Below are records. Copy every line with "color" in it.

* [Given information]
┄┄┄┄┄┄

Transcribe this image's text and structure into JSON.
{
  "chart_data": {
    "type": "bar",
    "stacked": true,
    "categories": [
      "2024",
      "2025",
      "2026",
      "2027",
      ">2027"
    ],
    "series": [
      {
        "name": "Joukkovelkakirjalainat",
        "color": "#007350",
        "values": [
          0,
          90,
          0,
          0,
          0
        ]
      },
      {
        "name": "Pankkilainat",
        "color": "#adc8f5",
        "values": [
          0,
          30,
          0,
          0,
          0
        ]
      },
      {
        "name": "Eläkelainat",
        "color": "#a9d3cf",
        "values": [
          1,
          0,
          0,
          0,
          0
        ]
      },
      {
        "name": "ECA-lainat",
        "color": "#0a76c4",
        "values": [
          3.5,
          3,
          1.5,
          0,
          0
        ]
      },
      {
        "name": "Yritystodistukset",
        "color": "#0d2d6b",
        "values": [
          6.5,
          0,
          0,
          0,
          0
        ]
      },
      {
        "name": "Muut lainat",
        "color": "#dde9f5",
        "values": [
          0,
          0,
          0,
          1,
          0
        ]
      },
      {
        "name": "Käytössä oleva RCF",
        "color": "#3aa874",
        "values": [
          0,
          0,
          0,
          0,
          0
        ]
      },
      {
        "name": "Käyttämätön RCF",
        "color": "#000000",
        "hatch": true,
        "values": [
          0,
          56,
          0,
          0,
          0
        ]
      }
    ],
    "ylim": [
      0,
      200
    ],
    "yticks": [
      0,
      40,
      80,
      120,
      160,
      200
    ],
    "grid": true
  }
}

┄┄┄┄┄┄

* [Expected answer]
        "color": "#007350",
        "color": "#adc8f5",
        "color": "#a9d3cf",
        "color": "#0a76c4",
        "color": "#0d2d6b",
        "color": "#dde9f5",
        "color": "#3aa874",
        "color": "#000000",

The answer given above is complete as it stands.